:: TASK TO COMPLETE ::
Reproduce all the material exactly, minus any pictures it holds.

:: INFORMATION SUPPLIED ::

○ ○ ○ ○ ○

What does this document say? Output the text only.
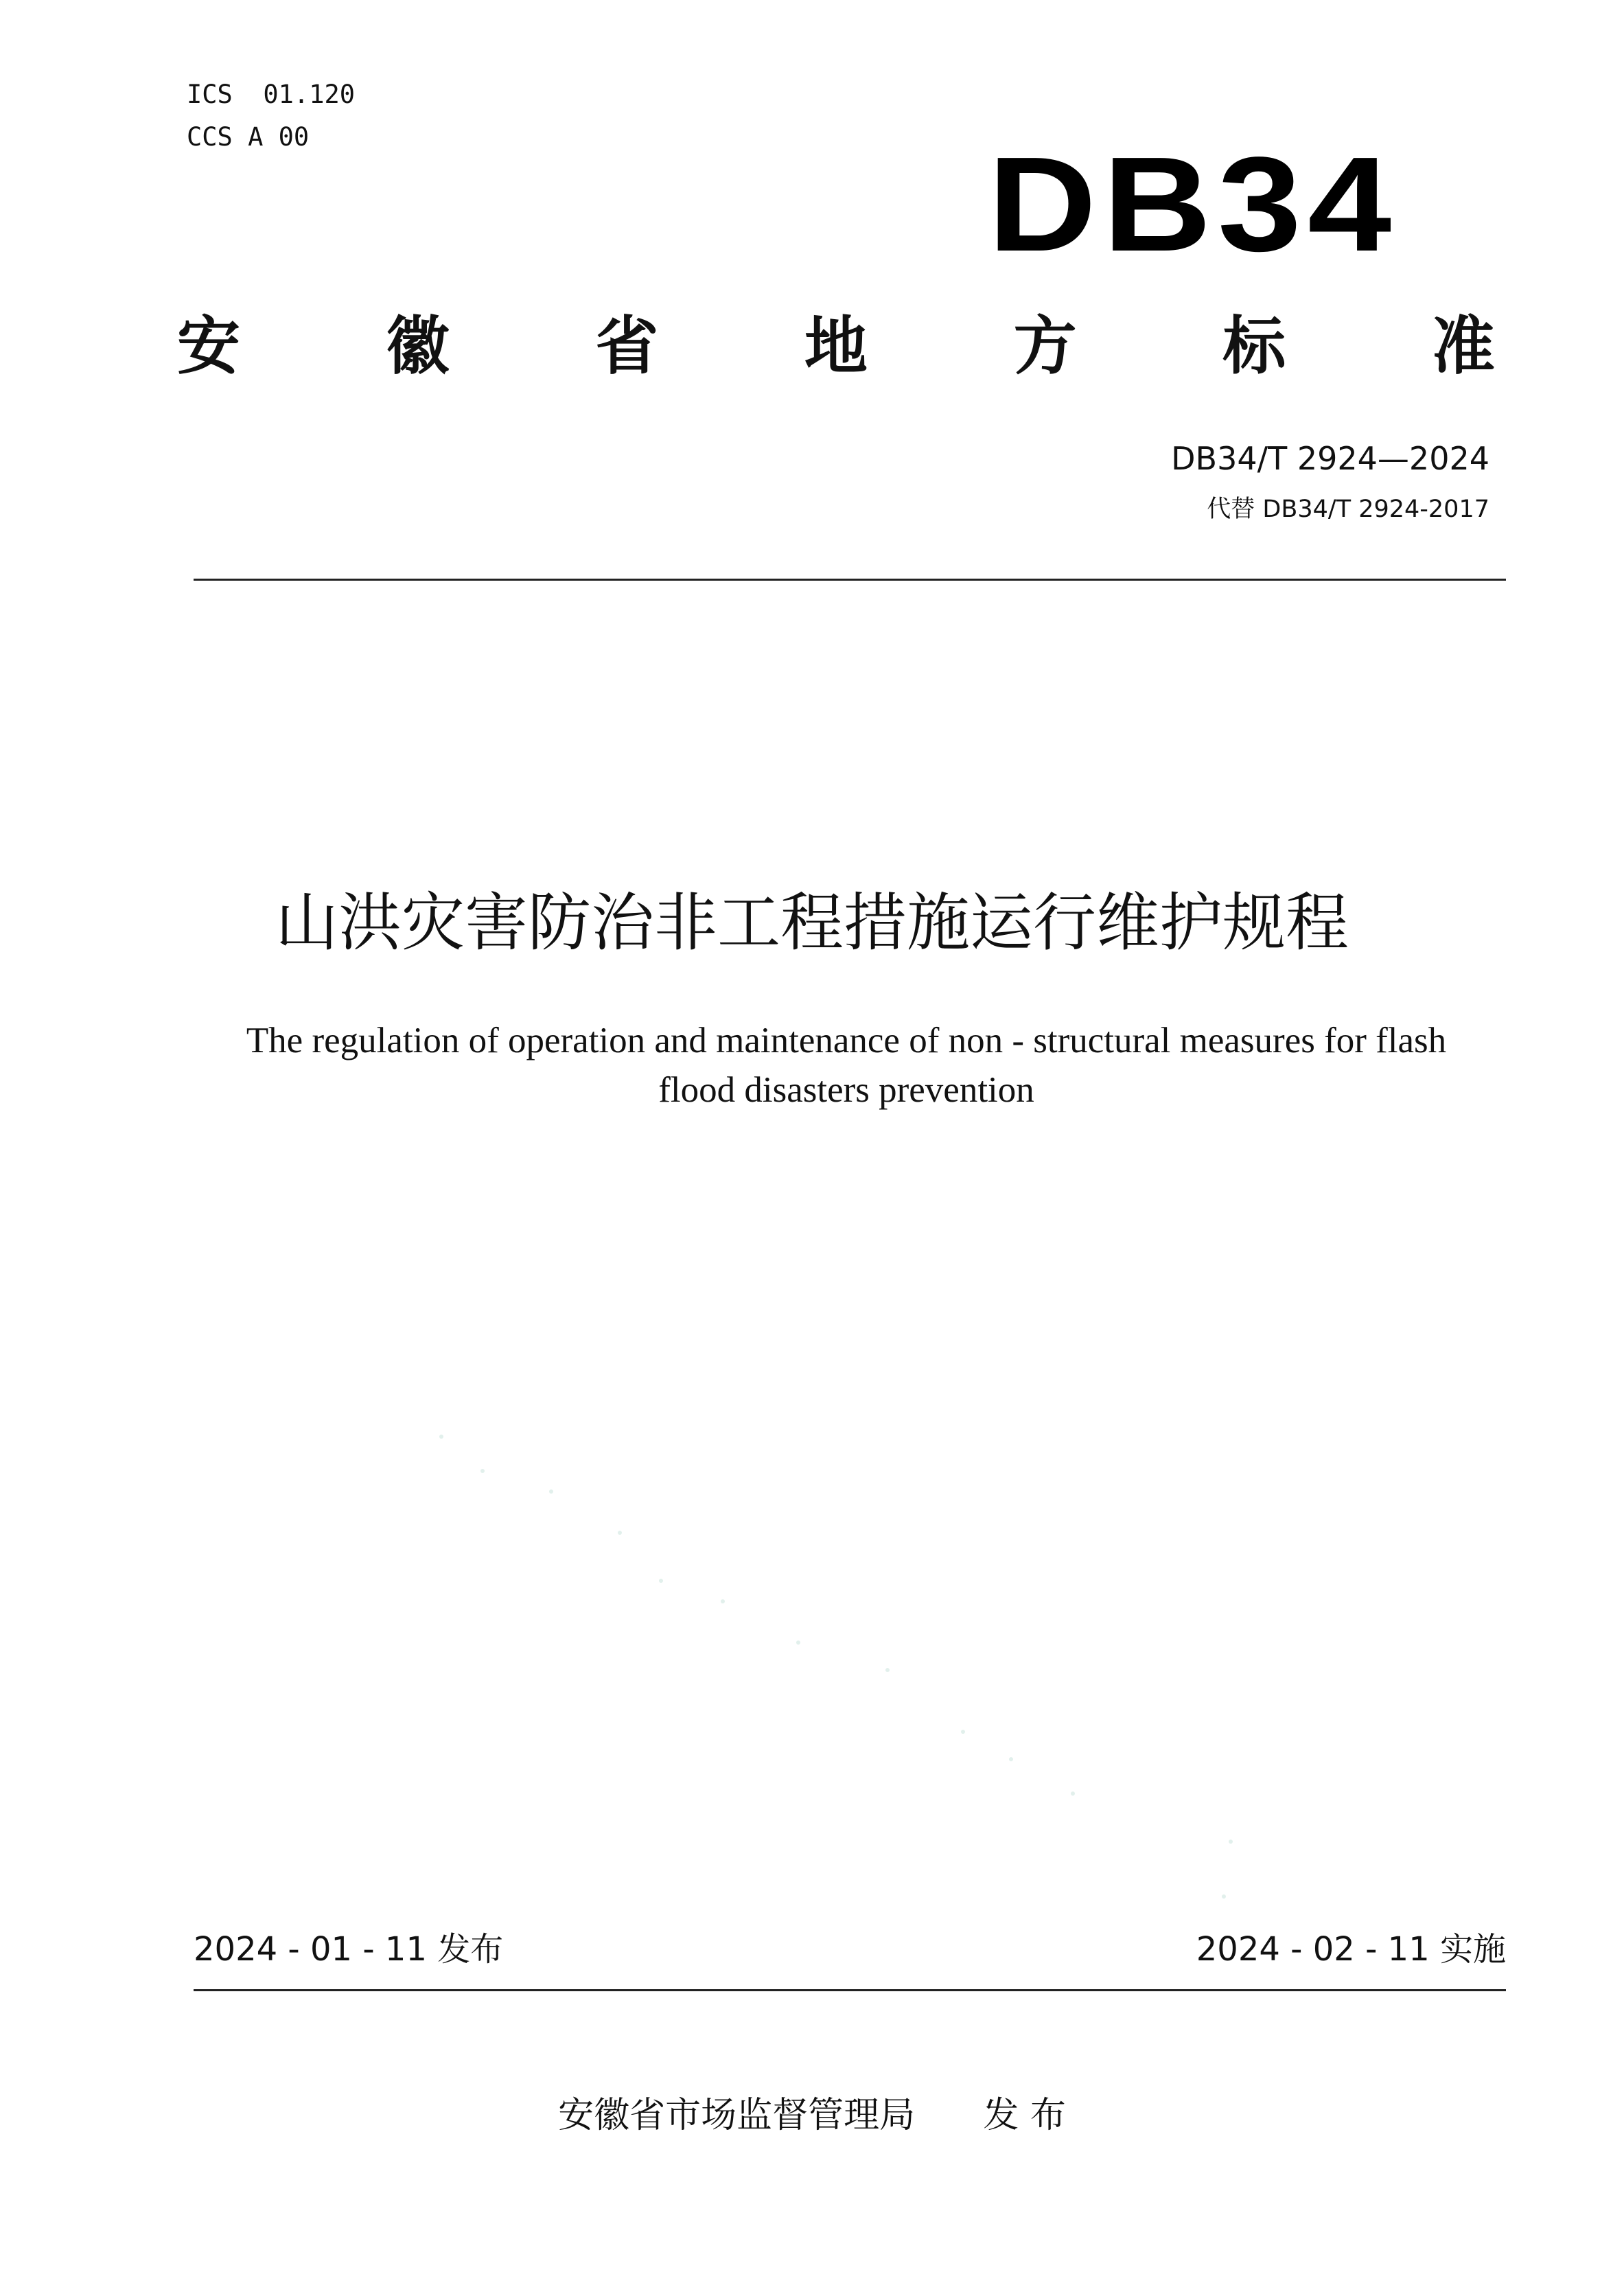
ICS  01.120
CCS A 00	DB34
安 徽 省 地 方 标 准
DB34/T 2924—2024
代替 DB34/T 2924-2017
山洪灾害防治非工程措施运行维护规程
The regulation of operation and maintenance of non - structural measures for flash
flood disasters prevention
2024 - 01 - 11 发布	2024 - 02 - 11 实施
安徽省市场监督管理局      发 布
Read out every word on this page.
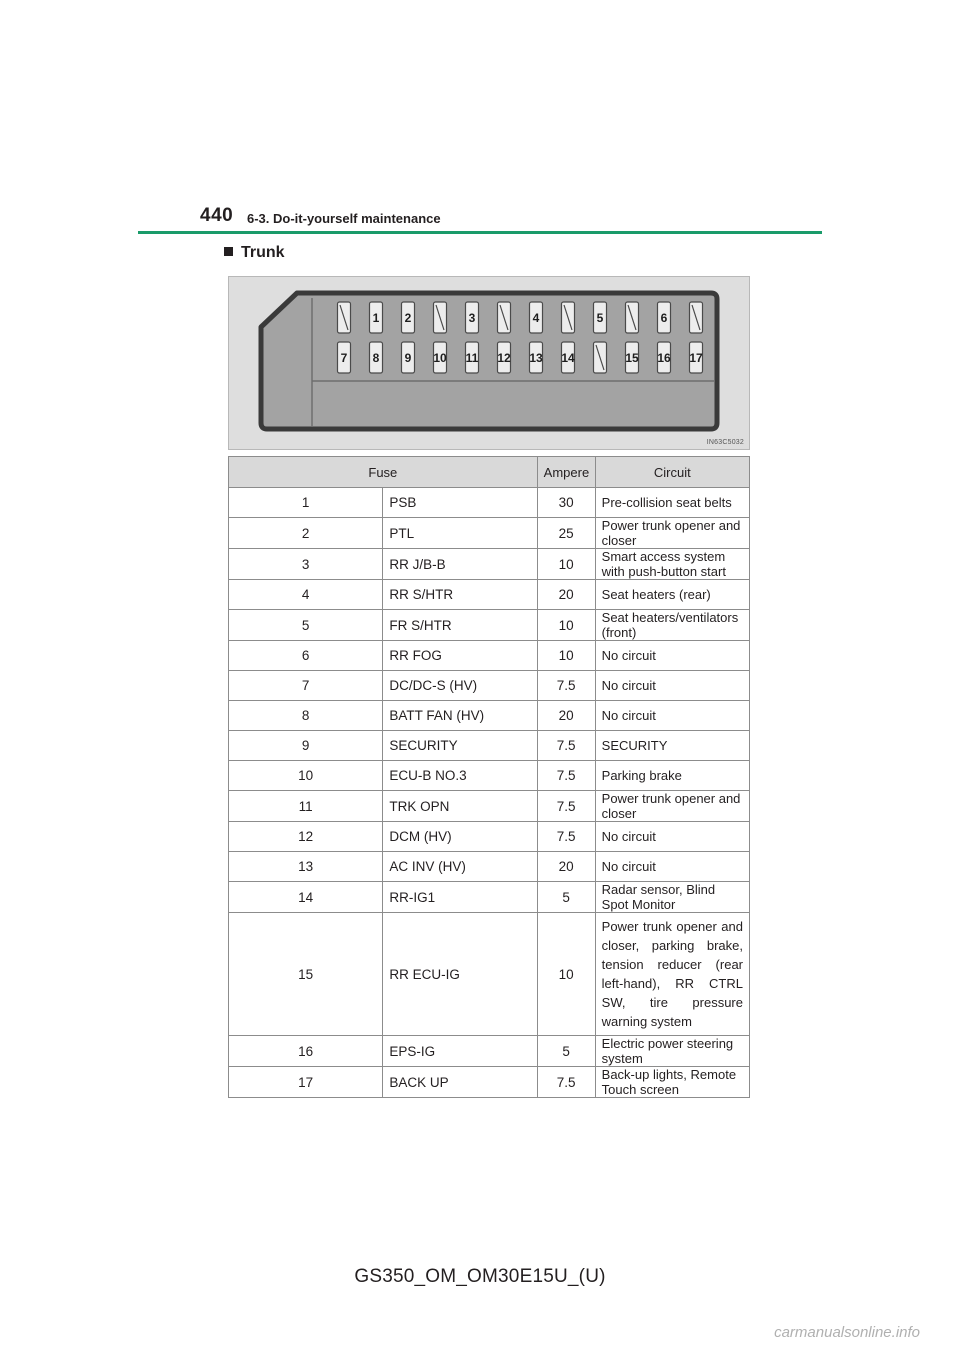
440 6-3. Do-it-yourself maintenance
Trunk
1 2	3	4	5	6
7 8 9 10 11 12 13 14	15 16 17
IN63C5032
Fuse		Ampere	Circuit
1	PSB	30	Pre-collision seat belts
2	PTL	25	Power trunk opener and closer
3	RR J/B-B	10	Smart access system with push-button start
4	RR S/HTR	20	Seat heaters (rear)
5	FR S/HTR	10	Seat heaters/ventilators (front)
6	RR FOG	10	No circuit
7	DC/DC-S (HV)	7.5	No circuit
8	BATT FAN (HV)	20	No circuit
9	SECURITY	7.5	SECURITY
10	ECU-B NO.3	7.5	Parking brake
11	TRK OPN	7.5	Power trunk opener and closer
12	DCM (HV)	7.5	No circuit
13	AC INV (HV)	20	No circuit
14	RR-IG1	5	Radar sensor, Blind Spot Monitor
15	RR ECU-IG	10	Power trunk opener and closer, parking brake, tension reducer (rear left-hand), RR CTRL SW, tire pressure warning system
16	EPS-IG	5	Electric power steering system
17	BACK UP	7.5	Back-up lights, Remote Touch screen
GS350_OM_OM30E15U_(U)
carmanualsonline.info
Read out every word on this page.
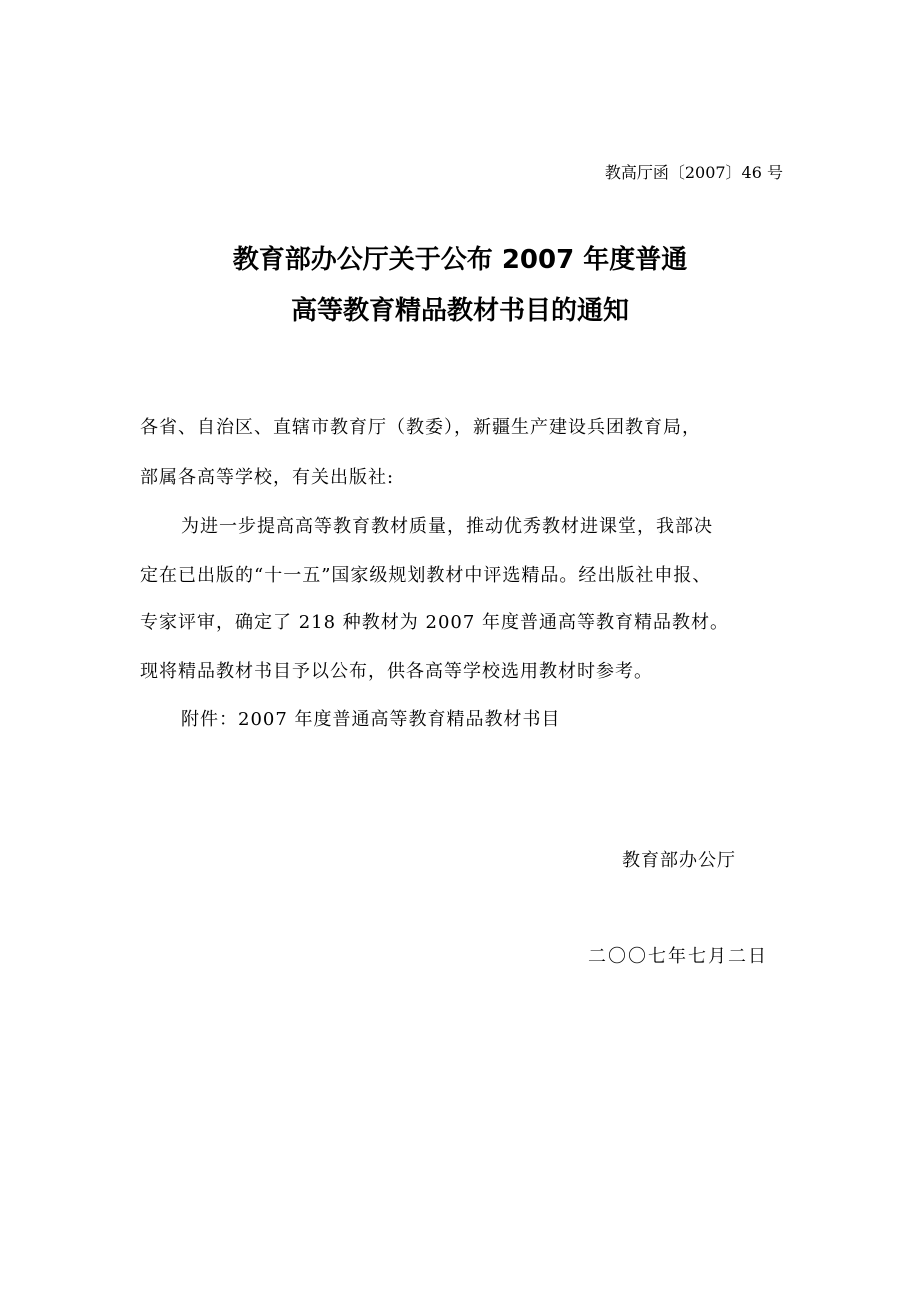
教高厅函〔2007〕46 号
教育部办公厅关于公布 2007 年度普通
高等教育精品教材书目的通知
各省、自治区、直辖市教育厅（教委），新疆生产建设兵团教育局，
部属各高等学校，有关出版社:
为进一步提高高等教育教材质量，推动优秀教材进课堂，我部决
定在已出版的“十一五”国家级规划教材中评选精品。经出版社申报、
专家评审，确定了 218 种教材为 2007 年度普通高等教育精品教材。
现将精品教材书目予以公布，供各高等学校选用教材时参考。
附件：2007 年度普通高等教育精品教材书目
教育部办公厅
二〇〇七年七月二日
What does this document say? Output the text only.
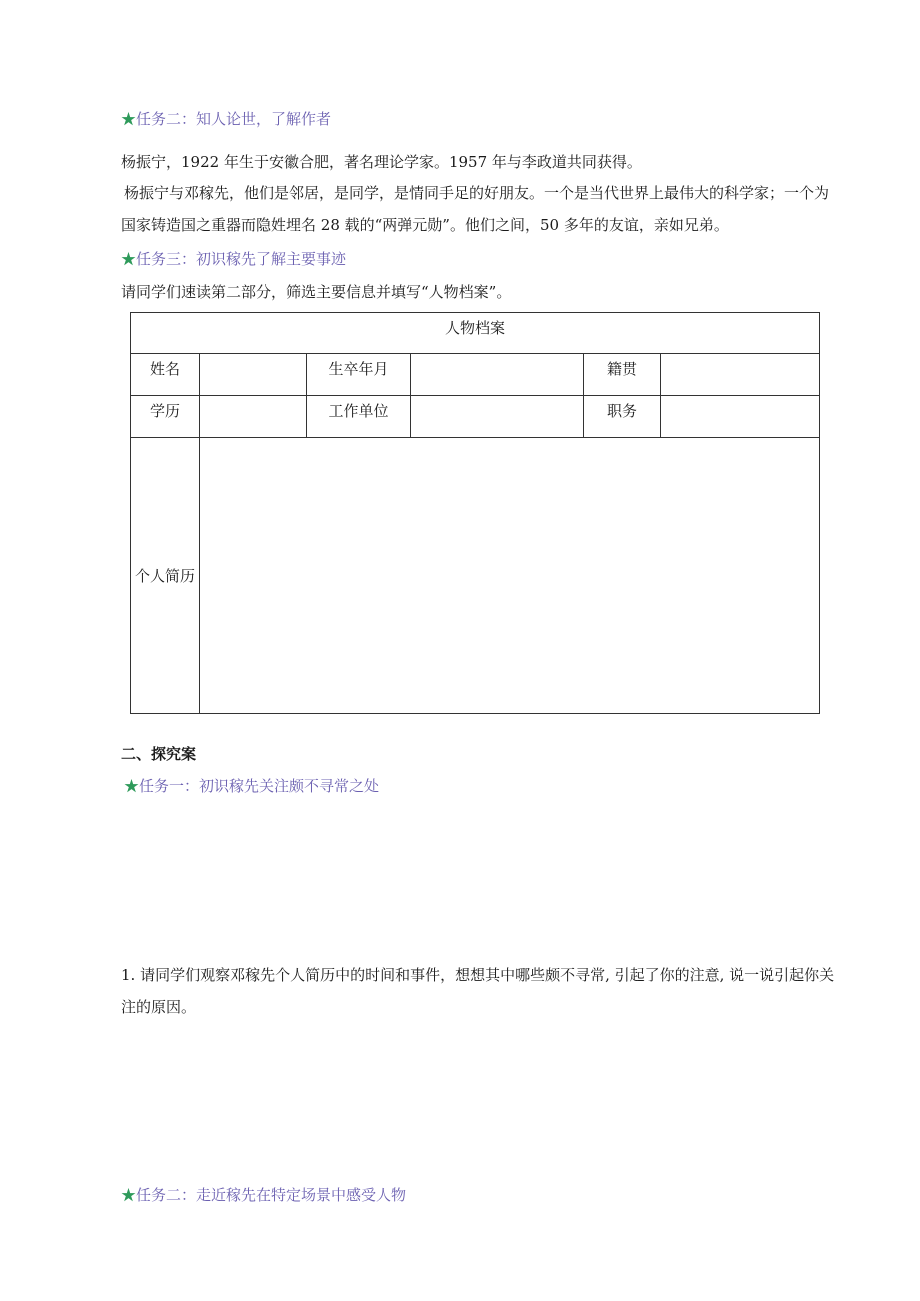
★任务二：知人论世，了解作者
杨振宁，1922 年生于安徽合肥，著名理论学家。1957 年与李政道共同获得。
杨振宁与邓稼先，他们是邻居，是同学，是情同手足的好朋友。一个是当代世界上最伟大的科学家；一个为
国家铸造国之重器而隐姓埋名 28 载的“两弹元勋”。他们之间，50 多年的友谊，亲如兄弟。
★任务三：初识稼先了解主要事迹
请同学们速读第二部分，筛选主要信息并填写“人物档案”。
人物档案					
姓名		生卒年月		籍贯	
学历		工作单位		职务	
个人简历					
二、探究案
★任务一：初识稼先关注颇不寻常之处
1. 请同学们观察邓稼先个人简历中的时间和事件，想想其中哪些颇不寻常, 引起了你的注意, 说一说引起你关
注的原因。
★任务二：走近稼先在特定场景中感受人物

○ ○ ○ ○ ○

:: SOLUTION ::
What does this document say? Output the text only.
ICS  01.120
CCS A 00	DB34
安 徽 省 地 方 标 准
DB34/T 2924—2024
代替 DB34/T 2924-2017
山洪灾害防治非工程措施运行维护规程
The regulation of operation and maintenance of non - structural measures for flash
flood disasters prevention
2024 - 01 - 11 发布	2024 - 02 - 11 实施
安徽省市场监督管理局      发 布
Read out every word on this page.
440 6-3. Do-it-yourself maintenance
Trunk
1 2	3	4	5	6
7 8 9 10 11 12 13 14	15 16 17
IN63C5032
Fuse		Ampere	Circuit
1	PSB	30	Pre-collision seat belts
2	PTL	25	Power trunk opener and closer
3	RR J/B-B	10	Smart access system with push-button start
4	RR S/HTR	20	Seat heaters (rear)
5	FR S/HTR	10	Seat heaters/ventilators (front)
6	RR FOG	10	No circuit
7	DC/DC-S (HV)	7.5	No circuit
8	BATT FAN (HV)	20	No circuit
9	SECURITY	7.5	SECURITY
10	ECU-B NO.3	7.5	Parking brake
11	TRK OPN	7.5	Power trunk opener and closer
12	DCM (HV)	7.5	No circuit
13	AC INV (HV)	20	No circuit
14	RR-IG1	5	Radar sensor, Blind Spot Monitor
15	RR ECU-IG	10	Power trunk opener and closer, parking brake, tension reducer (rear left-hand), RR CTRL SW, tire pressure warning system
16	EPS-IG	5	Electric power steering system
17	BACK UP	7.5	Back-up lights, Remote Touch screen
GS350_OM_OM30E15U_(U)
carmanualsonline.info
Read out every word on this page.
教高厅函〔2007〕46 号
教育部办公厅关于公布 2007 年度普通
高等教育精品教材书目的通知
各省、自治区、直辖市教育厅（教委），新疆生产建设兵团教育局，
部属各高等学校，有关出版社:
为进一步提高高等教育教材质量，推动优秀教材进课堂，我部决
定在已出版的“十一五”国家级规划教材中评选精品。经出版社申报、
专家评审，确定了 218 种教材为 2007 年度普通高等教育精品教材。
现将精品教材书目予以公布，供各高等学校选用教材时参考。
附件：2007 年度普通高等教育精品教材书目
教育部办公厅
二〇〇七年七月二日
What does this document say? Output the text only.
★任务二：知人论世，了解作者
杨振宁，1922 年生于安徽合肥，著名理论学家。1957 年与李政道共同获得。
杨振宁与邓稼先，他们是邻居，是同学，是情同手足的好朋友。一个是当代世界上最伟大的科学家；一个为
国家铸造国之重器而隐姓埋名 28 载的“两弹元勋”。他们之间，50 多年的友谊，亲如兄弟。
★任务三：初识稼先了解主要事迹
请同学们速读第二部分，筛选主要信息并填写“人物档案”。
人物档案					
姓名		生卒年月		籍贯	
学历		工作单位		职务	
个人简历					
二、探究案
★任务一：初识稼先关注颇不寻常之处
1. 请同学们观察邓稼先个人简历中的时间和事件，想想其中哪些颇不寻常, 引起了你的注意, 说一说引起你关
注的原因。
★任务二：走近稼先在特定场景中感受人物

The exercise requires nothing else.